(EXERCISE DIRECTIONS):
Please copy every line of the records below that holds the word "structured".

(SOURCE MATERIAL):
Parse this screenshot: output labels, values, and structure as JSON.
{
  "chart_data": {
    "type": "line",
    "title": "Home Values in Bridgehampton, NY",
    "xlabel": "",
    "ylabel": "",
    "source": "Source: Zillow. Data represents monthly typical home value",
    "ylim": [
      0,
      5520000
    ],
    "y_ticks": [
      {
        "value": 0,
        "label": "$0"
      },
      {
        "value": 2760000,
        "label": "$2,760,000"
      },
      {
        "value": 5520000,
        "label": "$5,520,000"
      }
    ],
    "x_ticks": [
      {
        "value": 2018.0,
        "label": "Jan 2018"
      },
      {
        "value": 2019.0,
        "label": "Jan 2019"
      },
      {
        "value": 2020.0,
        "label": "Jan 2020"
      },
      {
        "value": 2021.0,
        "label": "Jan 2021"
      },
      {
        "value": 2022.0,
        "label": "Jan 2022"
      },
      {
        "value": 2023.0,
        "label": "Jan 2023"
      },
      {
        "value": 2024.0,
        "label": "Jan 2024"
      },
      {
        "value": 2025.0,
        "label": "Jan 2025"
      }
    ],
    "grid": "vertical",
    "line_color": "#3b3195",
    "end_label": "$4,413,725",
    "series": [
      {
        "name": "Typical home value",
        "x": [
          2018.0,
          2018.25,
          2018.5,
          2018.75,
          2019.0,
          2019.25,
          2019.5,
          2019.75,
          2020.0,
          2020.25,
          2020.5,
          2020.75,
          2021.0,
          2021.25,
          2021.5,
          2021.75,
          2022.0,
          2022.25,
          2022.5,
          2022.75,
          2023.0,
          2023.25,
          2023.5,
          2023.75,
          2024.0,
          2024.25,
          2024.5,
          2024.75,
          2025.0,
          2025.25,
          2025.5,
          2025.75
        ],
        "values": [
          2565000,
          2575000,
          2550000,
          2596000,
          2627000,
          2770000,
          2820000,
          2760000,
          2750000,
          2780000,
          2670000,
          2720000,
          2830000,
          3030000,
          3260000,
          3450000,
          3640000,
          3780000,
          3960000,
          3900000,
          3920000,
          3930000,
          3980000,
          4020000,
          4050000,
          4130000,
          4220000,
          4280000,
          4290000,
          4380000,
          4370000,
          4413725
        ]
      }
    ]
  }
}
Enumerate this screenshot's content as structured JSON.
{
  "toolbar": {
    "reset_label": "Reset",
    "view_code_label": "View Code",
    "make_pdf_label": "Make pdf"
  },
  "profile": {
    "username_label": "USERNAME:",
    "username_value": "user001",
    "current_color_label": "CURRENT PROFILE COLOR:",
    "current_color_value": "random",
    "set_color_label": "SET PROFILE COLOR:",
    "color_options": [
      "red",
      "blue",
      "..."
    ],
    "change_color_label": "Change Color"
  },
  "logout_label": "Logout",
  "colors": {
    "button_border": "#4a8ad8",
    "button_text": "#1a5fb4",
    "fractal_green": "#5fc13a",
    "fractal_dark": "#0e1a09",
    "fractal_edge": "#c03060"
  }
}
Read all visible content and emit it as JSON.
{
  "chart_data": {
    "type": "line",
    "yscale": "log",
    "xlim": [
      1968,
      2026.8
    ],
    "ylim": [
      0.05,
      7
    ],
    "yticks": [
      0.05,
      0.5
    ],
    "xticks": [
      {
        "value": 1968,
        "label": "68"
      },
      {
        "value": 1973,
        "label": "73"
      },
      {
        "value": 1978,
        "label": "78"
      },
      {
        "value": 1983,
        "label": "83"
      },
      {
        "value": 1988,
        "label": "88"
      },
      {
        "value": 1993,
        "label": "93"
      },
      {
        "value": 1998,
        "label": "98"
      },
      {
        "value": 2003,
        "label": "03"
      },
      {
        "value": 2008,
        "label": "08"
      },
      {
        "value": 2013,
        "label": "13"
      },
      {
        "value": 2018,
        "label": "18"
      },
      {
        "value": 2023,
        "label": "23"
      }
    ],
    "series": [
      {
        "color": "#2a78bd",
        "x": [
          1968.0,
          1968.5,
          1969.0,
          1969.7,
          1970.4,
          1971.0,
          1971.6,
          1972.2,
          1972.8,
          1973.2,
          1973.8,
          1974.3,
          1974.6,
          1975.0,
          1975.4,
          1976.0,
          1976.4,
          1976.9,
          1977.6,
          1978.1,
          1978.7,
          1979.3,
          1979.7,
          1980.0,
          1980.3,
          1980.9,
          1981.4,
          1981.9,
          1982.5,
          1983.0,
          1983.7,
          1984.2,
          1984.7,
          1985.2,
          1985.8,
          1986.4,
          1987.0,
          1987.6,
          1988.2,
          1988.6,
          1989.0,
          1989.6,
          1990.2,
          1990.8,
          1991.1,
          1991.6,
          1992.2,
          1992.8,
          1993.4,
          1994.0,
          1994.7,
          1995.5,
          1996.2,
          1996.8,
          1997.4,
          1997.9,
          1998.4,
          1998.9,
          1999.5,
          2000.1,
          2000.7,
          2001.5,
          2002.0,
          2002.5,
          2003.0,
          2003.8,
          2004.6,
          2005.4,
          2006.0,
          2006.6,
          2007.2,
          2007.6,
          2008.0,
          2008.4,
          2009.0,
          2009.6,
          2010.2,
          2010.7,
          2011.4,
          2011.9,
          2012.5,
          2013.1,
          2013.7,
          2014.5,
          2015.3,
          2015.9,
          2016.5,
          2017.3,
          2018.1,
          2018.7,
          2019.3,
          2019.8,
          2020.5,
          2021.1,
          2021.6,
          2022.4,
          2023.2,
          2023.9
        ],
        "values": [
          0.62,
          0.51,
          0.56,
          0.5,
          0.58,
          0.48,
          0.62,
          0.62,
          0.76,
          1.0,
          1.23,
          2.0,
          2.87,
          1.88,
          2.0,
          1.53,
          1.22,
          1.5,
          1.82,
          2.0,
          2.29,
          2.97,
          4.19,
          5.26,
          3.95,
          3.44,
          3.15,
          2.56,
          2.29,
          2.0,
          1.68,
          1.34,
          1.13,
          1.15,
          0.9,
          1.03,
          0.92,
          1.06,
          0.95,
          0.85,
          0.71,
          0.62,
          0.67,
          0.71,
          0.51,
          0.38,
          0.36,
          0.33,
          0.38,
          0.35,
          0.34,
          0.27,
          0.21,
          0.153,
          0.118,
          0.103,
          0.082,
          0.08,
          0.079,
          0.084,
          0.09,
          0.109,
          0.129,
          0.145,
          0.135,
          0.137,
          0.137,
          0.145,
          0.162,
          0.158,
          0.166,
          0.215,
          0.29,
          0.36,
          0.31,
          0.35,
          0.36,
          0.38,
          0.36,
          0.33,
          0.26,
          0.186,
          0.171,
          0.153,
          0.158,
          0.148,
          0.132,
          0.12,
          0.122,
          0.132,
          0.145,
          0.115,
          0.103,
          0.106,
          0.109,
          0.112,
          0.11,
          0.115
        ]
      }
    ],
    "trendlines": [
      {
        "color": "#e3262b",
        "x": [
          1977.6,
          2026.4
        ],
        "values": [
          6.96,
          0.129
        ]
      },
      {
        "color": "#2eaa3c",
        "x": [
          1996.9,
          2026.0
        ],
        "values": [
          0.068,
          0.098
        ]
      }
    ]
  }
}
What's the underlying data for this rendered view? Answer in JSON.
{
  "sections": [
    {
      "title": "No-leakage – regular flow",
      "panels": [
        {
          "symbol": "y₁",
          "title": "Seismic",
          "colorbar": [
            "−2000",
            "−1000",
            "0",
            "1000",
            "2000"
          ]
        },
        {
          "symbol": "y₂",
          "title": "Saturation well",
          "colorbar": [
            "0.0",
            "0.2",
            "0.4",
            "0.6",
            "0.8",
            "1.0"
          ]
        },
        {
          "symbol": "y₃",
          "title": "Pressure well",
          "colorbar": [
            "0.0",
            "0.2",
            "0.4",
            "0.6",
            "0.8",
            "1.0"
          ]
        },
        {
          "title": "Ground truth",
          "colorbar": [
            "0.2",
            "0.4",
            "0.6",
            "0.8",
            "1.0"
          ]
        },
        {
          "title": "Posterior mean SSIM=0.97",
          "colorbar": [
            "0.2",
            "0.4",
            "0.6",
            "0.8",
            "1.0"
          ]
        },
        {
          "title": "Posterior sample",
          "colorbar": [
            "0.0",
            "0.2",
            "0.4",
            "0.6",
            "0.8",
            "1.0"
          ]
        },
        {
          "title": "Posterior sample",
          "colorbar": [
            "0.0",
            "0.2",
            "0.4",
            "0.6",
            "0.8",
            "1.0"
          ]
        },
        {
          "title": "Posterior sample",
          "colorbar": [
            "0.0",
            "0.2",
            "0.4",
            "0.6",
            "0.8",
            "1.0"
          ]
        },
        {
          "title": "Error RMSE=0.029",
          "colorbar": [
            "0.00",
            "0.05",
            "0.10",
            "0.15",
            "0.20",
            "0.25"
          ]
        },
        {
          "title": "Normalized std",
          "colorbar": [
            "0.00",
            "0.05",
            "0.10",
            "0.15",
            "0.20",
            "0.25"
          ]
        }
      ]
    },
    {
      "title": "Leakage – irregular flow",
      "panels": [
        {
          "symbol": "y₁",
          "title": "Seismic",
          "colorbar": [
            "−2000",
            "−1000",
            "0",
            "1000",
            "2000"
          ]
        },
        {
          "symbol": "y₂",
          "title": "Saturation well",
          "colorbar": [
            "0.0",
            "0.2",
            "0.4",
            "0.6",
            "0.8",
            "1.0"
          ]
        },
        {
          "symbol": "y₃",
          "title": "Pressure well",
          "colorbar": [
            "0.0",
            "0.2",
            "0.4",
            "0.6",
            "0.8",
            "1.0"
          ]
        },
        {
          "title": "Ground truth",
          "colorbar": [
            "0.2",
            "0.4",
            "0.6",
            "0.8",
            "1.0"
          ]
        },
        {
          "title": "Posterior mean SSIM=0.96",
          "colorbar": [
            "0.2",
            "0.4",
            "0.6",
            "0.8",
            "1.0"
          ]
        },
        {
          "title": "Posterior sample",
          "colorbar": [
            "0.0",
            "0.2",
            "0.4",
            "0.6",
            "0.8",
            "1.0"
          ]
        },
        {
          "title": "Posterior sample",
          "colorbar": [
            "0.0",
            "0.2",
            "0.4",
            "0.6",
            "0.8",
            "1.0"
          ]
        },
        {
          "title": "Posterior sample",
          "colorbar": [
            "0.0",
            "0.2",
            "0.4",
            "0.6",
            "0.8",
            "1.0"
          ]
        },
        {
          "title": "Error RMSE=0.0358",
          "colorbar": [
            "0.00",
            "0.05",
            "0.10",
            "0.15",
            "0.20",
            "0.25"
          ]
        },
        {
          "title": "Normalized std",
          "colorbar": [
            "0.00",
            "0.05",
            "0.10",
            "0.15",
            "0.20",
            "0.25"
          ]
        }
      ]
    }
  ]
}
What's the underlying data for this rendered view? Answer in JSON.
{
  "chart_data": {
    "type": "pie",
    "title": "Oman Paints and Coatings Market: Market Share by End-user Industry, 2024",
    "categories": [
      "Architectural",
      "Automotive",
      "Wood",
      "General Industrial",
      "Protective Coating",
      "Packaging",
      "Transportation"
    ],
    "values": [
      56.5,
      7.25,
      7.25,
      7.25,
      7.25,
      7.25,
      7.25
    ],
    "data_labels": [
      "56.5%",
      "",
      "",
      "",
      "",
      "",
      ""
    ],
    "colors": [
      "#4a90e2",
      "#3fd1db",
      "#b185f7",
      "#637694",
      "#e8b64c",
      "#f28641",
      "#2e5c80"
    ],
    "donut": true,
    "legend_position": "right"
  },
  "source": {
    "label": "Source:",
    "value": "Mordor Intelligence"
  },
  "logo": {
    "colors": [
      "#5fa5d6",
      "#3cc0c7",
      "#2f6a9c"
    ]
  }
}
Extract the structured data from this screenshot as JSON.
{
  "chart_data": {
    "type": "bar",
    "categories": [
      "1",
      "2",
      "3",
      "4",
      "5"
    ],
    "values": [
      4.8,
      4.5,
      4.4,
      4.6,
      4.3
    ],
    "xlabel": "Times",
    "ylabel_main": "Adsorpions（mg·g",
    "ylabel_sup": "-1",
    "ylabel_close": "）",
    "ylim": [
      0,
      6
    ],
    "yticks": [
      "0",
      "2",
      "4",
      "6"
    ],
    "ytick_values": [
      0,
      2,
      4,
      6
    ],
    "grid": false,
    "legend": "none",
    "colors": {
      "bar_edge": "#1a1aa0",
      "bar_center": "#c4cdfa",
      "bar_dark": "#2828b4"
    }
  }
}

(WORKED SOLUTION):
Enumerate this screenshot's content as structured JSON.
Extract the structured data from this screenshot as JSON.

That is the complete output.